#### [Written request]
Restate the whole of the material. Keep every word, and drop the pictures.

Dataset items
>> BEGIN

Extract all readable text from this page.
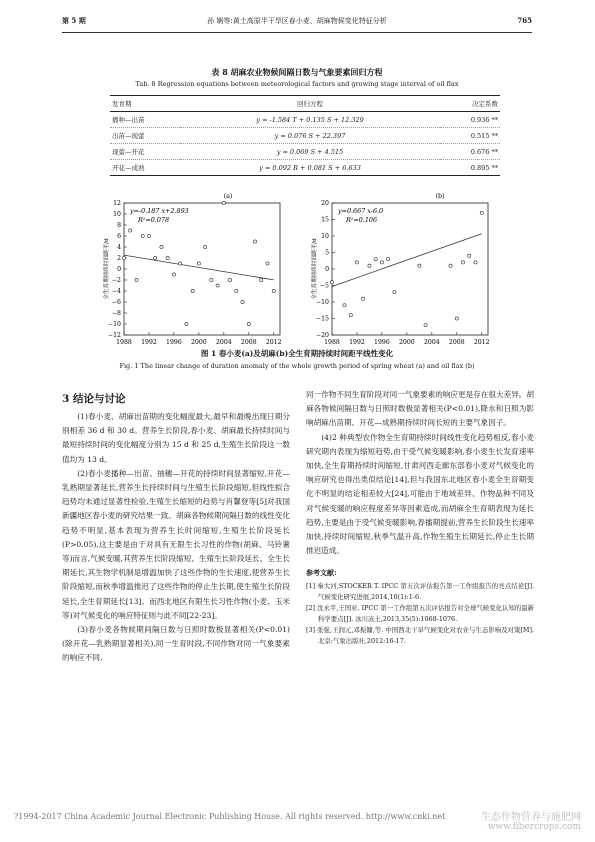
第 5 期	孙 娴等:黄土高原半干旱区春小麦、胡麻物候变化特征分析	765
表 8 胡麻农业物候间隔日数与气象要素回归方程
Tab. 8 Regression equations between meteorological factors and growing stage interval of oil flax
发育期	回归方程	决定系数
播种—出苗	y = -1.584 T + 0.135 S + 12.329	0.936 **
出苗—现蕾	y = 0.076 S + 22.397	0.515 **
现蕾—开花	y = 0.069 S + 4.515	0.676 **
开花—成熟	y = 0.092 R + 0.081 S + 6.633	0.895 **
12
10
8
6
4
2
0
−2
−4
−6
−8
−10
−12
1988 1992 1996 2000 2004 2008 2012
y=-0.187 x+2.893
R²=0.078
(a)
全生育期持续时间距平/d
20
15
10
5
0
−5
−10
−15
−20
1988 1992 1996 2000 2004 2008 2012
y=0.667 x-6.0
R²=0.106
(b)
全生育期持续时间距平/d
图 1 春小麦(a)及胡麻(b)全生育期持续时间距平线性变化
Fig. 1 The linear change of duration anomaly of the whole growth period of spring wheat (a) and oil flax (b)
3 结论与讨论

(1)春小麦、胡麻出苗期的变化幅度最大,最早和最晚出现日期分别相差 36 d 和 30 d。营养生长阶段,春小麦、胡麻最长持续时间与最短持续时间的变化幅度分别为 15 d 和 25 d,生殖生长阶段这一数值均为 13 d。

(2)春小麦播种—出苗、抽穗—开花的持续时间显著缩短,开花—乳熟期显著延长,营养生长持续时间与生殖生长阶段缩短,但线性拟合趋势均未通过显著性检验,生殖生长缩短的趋势与肖馨登等[5]对我国新疆地区春小麦的研究结果一致。胡麻各物候期间隔日数的线性变化趋势不明显,基本表现为营养生长时间缩短,生殖生长阶段延长(P>0.05),这主要是由于对具有无限生长习性的作物(胡麻、马铃薯等)而言,气候变暖,其营养生长阶段缩短、生殖生长阶段延长、全生长期延长,其生物学机制是增温加快了这些作物的生长速度,使营养生长阶段缩短,而秋季增温推迟了这些作物的停止生长期,使生殖生长阶段延长,全生育期延长[13]。而西北地区有限生长习性作物(小麦、玉米等)对气候变化的响应特征则与此不同[22-23]。

(3)春小麦各物候期间隔日数与日照时数极显著相关(P<0.01)(除开花—乳熟期显著相关),同一生育时段,不同作物对同一气象要素的响应不同,

同一作物不同生育阶段对同一气象要素的响应更是存在很大差异。胡麻各物候间隔日数与日照时数极显著相关(P<0.01),降水和日照为影响胡麻出苗期、开花—成熟期持续时间长短的主要气象因子。

(4)2 种典型农作物全生育期持续时间线性变化趋势相反,春小麦研究期内表现为缩短趋势,由于受气候变暖影响,春小麦生长发育速率加快,全生育期持续时间缩短,甘肃河西走廊东部春小麦对气候变化的响应研究也得出类似结论[14],但与我国东北地区春小麦全生育期变化不明显的结论相差较大[24],可能由于地域差异、作物品种不同及对气候变暖的响应程度差异等因素造成,而胡麻全生育期表现为延长趋势,主要是由于受气候变暖影响,春播期提前,营养生长阶段生长速率加快,持续时间缩短,秋季气温升高,作物生殖生长期延长,停止生长期推迟造成。

参考文献:
[1] 秦大河,STOCKER T. IPCC 第五次评估报告第一工作组报告的亮点结论[J]. 气候变化研究进展,2014,10(1):1-6.
[2] 沈永平,王国亚. IPCC 第一工作组第五次评估报告对全球气候变化认知的最新科学要点[J]. 冰川冻土,2013,35(5):1068-1076.
[3] 张强,王润元,邓振镛,等. 中国西北干旱气候变化对农业与生态影响及对策[M]. 北京:气象出版社,2012:16-17.
?1994-2017 China Academic Journal Electronic Publishing House. All rights reserved. http://www.cnki.net	生态作物营养与施肥网
www.fibercrops.com
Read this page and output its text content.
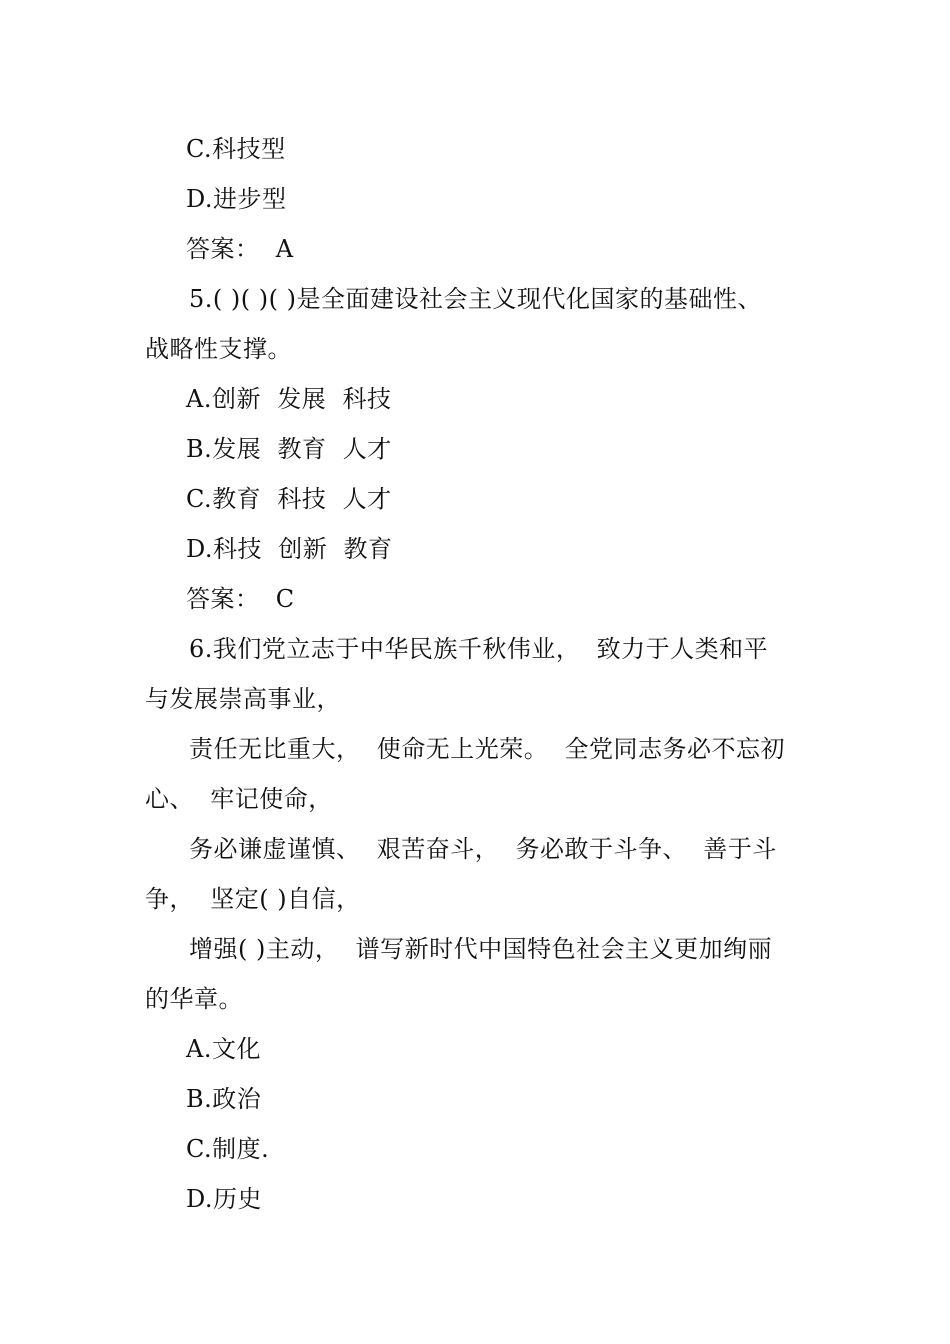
C.科技型
D.进步型
答案：  A
5.( )( )( )是全面建设社会主义现代化国家的基础性、
战略性支撑。
A.创新  发展  科技
B.发展  教育  人才
C.教育  科技  人才
D.科技  创新  教育
答案：  C
6.我们党立志于中华民族千秋伟业，  致力于人类和平
与发展崇高事业，
责任无比重大，  使命无上光荣。  全党同志务必不忘初
心、  牢记使命，
务必谦虚谨慎、  艰苦奋斗，  务必敢于斗争、  善于斗
争，  坚定( )自信，
增强( )主动，  谱写新时代中国特色社会主义更加绚丽
的华章。
A.文化
B.政治
C.制度.
D.历史
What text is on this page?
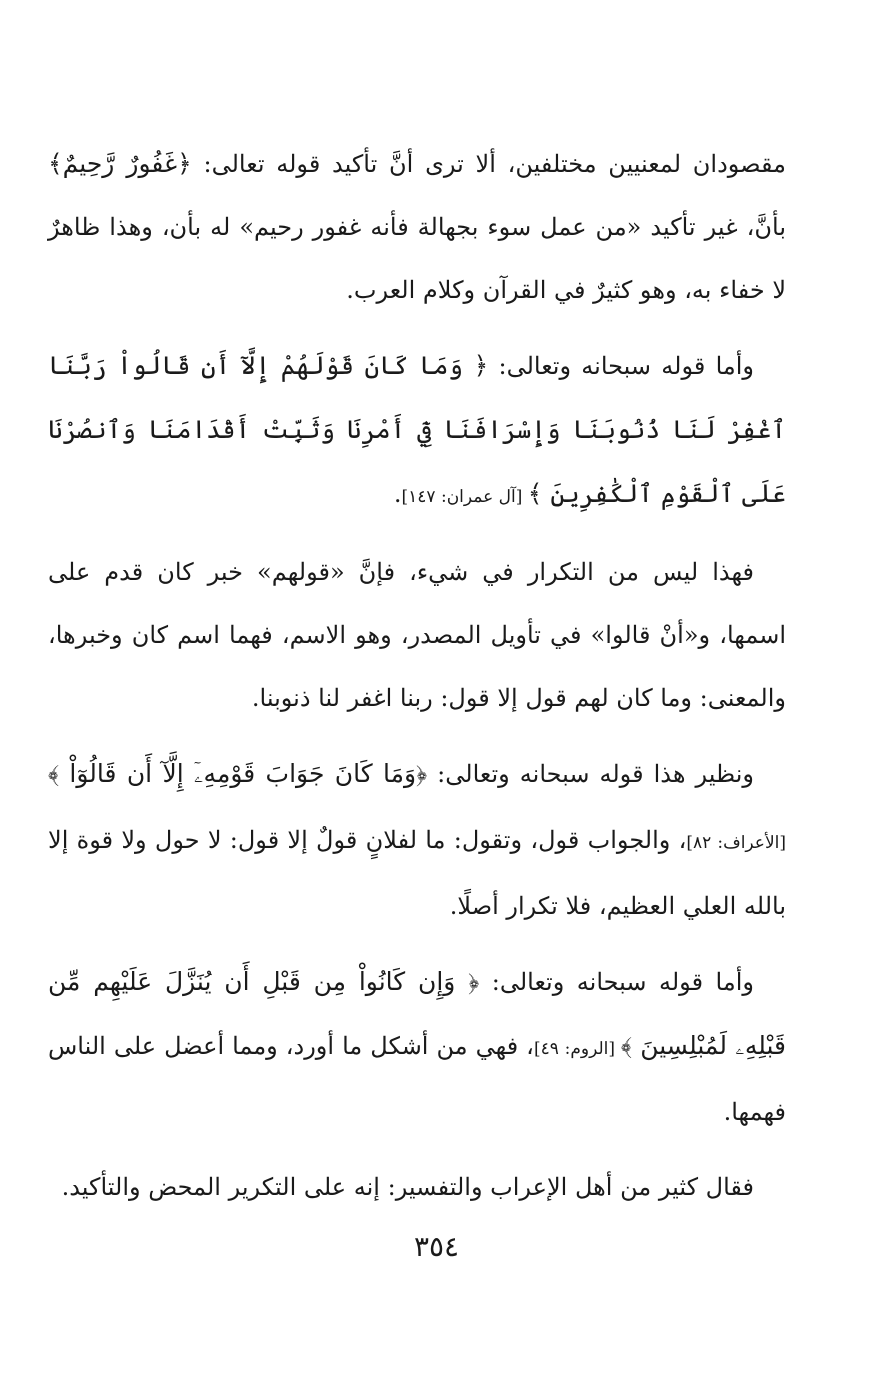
مقصودان لمعنيين مختلفين، ألا ترى أنَّ تأكيد قوله تعالى: ﴿غَفُورٌ رَّحِيمٌ﴾ بأنَّ، غير تأكيد «من عمل سوء بجهالة فأنه غفور رحيم» له بأن، وهذا ظاهرٌ لا خفاء به، وهو كثيرٌ في القرآن وكلام العرب.

وأما قوله سبحانه وتعالى: ﴿ وَمَا كَانَ قَوْلَهُمْ إِلَّآ أَن قَالُواْ رَبَّنَا ٱغْفِرْ لَنَا ذُنُوبَنَا وَإِسْرَافَنَا فِيٓ أَمْرِنَا وَثَبِّتْ أَقْدَامَنَا وَٱنصُرْنَا عَلَى ٱلْقَوْمِ ٱلْكَٰفِرِينَ ﴾ [آل عمران: ١٤٧].

فهذا ليس من التكرار في شيء، فإنَّ «قولهم» خبر كان قدم على اسمها، و«أنْ قالوا» في تأويل المصدر، وهو الاسم، فهما اسم كان وخبرها، والمعنى: وما كان لهم قول إلا قول: ربنا اغفر لنا ذنوبنا.

ونظير هذا قوله سبحانه وتعالى: ﴿وَمَا كَانَ جَوَابَ قَوْمِهِۦٓ إِلَّآ أَن قَالُوٓاْ ﴾ [الأعراف: ٨٢]، والجواب قول، وتقول: ما لفلانٍ قولٌ إلا قول: لا حول ولا قوة إلا بالله العلي العظيم، فلا تكرار أصلًا.

وأما قوله سبحانه وتعالى: ﴿ وَإِن كَانُواْ مِن قَبْلِ أَن يُنَزَّلَ عَلَيْهِم مِّن قَبْلِهِۦ لَمُبْلِسِينَ ﴾ [الروم: ٤٩]، فهي من أشكل ما أورد، ومما أعضل على الناس فهمها.

فقال كثير من أهل الإعراب والتفسير: إنه على التكرير المحض والتأكيد.

٣٥٤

>> END

#### [Solved exercise]
Extract all readable text from this page.
第 5 期	孙 娴等:黄土高原半干旱区春小麦、胡麻物候变化特征分析	765
表 8 胡麻农业物候间隔日数与气象要素回归方程
Tab. 8 Regression equations between meteorological factors and growing stage interval of oil flax
发育期	回归方程	决定系数
播种—出苗	y = -1.584 T + 0.135 S + 12.329	0.936 **
出苗—现蕾	y = 0.076 S + 22.397	0.515 **
现蕾—开花	y = 0.069 S + 4.515	0.676 **
开花—成熟	y = 0.092 R + 0.081 S + 6.633	0.895 **
12
10
8
6
4
2
0
−2
−4
−6
−8
−10
−12
1988 1992 1996 2000 2004 2008 2012
y=-0.187 x+2.893
R²=0.078
(a)
全生育期持续时间距平/d
20
15
10
5
0
−5
−10
−15
−20
1988 1992 1996 2000 2004 2008 2012
y=0.667 x-6.0
R²=0.106
(b)
全生育期持续时间距平/d
图 1 春小麦(a)及胡麻(b)全生育期持续时间距平线性变化
Fig. 1 The linear change of duration anomaly of the whole growth period of spring wheat (a) and oil flax (b)
3 结论与讨论

(1)春小麦、胡麻出苗期的变化幅度最大,最早和最晚出现日期分别相差 36 d 和 30 d。营养生长阶段,春小麦、胡麻最长持续时间与最短持续时间的变化幅度分别为 15 d 和 25 d,生殖生长阶段这一数值均为 13 d。

(2)春小麦播种—出苗、抽穗—开花的持续时间显著缩短,开花—乳熟期显著延长,营养生长持续时间与生殖生长阶段缩短,但线性拟合趋势均未通过显著性检验,生殖生长缩短的趋势与肖馨登等[5]对我国新疆地区春小麦的研究结果一致。胡麻各物候期间隔日数的线性变化趋势不明显,基本表现为营养生长时间缩短,生殖生长阶段延长(P>0.05),这主要是由于对具有无限生长习性的作物(胡麻、马铃薯等)而言,气候变暖,其营养生长阶段缩短、生殖生长阶段延长、全生长期延长,其生物学机制是增温加快了这些作物的生长速度,使营养生长阶段缩短,而秋季增温推迟了这些作物的停止生长期,使生殖生长阶段延长,全生育期延长[13]。而西北地区有限生长习性作物(小麦、玉米等)对气候变化的响应特征则与此不同[22-23]。

(3)春小麦各物候期间隔日数与日照时数极显著相关(P<0.01)(除开花—乳熟期显著相关),同一生育时段,不同作物对同一气象要素的响应不同,

同一作物不同生育阶段对同一气象要素的响应更是存在很大差异。胡麻各物候间隔日数与日照时数极显著相关(P<0.01),降水和日照为影响胡麻出苗期、开花—成熟期持续时间长短的主要气象因子。

(4)2 种典型农作物全生育期持续时间线性变化趋势相反,春小麦研究期内表现为缩短趋势,由于受气候变暖影响,春小麦生长发育速率加快,全生育期持续时间缩短,甘肃河西走廊东部春小麦对气候变化的响应研究也得出类似结论[14],但与我国东北地区春小麦全生育期变化不明显的结论相差较大[24],可能由于地域差异、作物品种不同及对气候变暖的响应程度差异等因素造成,而胡麻全生育期表现为延长趋势,主要是由于受气候变暖影响,春播期提前,营养生长阶段生长速率加快,持续时间缩短,秋季气温升高,作物生殖生长期延长,停止生长期推迟造成。

参考文献:
[1] 秦大河,STOCKER T. IPCC 第五次评估报告第一工作组报告的亮点结论[J]. 气候变化研究进展,2014,10(1):1-6.
[2] 沈永平,王国亚. IPCC 第一工作组第五次评估报告对全球气候变化认知的最新科学要点[J]. 冰川冻土,2013,35(5):1068-1076.
[3] 张强,王润元,邓振镛,等. 中国西北干旱气候变化对农业与生态影响及对策[M]. 北京:气象出版社,2012:16-17.
?1994-2017 China Academic Journal Electronic Publishing House. All rights reserved. http://www.cnki.net	生态作物营养与施肥网
www.fibercrops.com
Read this page and output its text content.
C.科技型
D.进步型
答案：  A
5.( )( )( )是全面建设社会主义现代化国家的基础性、
战略性支撑。
A.创新  发展  科技
B.发展  教育  人才
C.教育  科技  人才
D.科技  创新  教育
答案：  C
6.我们党立志于中华民族千秋伟业，  致力于人类和平
与发展崇高事业，
责任无比重大，  使命无上光荣。  全党同志务必不忘初
心、  牢记使命，
务必谦虚谨慎、  艰苦奋斗，  务必敢于斗争、  善于斗
争，  坚定( )自信，
增强( )主动，  谱写新时代中国特色社会主义更加绚丽
的华章。
A.文化
B.政治
C.制度.
D.历史
What text is on this page?
مقصودان لمعنيين مختلفين، ألا ترى أنَّ تأكيد قوله تعالى: ﴿غَفُورٌ رَّحِيمٌ﴾ بأنَّ، غير تأكيد «من عمل سوء بجهالة فأنه غفور رحيم» له بأن، وهذا ظاهرٌ لا خفاء به، وهو كثيرٌ في القرآن وكلام العرب.

وأما قوله سبحانه وتعالى: ﴿ وَمَا كَانَ قَوْلَهُمْ إِلَّآ أَن قَالُواْ رَبَّنَا ٱغْفِرْ لَنَا ذُنُوبَنَا وَإِسْرَافَنَا فِيٓ أَمْرِنَا وَثَبِّتْ أَقْدَامَنَا وَٱنصُرْنَا عَلَى ٱلْقَوْمِ ٱلْكَٰفِرِينَ ﴾ [آل عمران: ١٤٧].

فهذا ليس من التكرار في شيء، فإنَّ «قولهم» خبر كان قدم على اسمها، و«أنْ قالوا» في تأويل المصدر، وهو الاسم، فهما اسم كان وخبرها، والمعنى: وما كان لهم قول إلا قول: ربنا اغفر لنا ذنوبنا.

ونظير هذا قوله سبحانه وتعالى: ﴿وَمَا كَانَ جَوَابَ قَوْمِهِۦٓ إِلَّآ أَن قَالُوٓاْ ﴾ [الأعراف: ٨٢]، والجواب قول، وتقول: ما لفلانٍ قولٌ إلا قول: لا حول ولا قوة إلا بالله العلي العظيم، فلا تكرار أصلًا.

وأما قوله سبحانه وتعالى: ﴿ وَإِن كَانُواْ مِن قَبْلِ أَن يُنَزَّلَ عَلَيْهِم مِّن قَبْلِهِۦ لَمُبْلِسِينَ ﴾ [الروم: ٤٩]، فهي من أشكل ما أورد، ومما أعضل على الناس فهمها.

فقال كثير من أهل الإعراب والتفسير: إنه على التكرير المحض والتأكيد.

٣٥٤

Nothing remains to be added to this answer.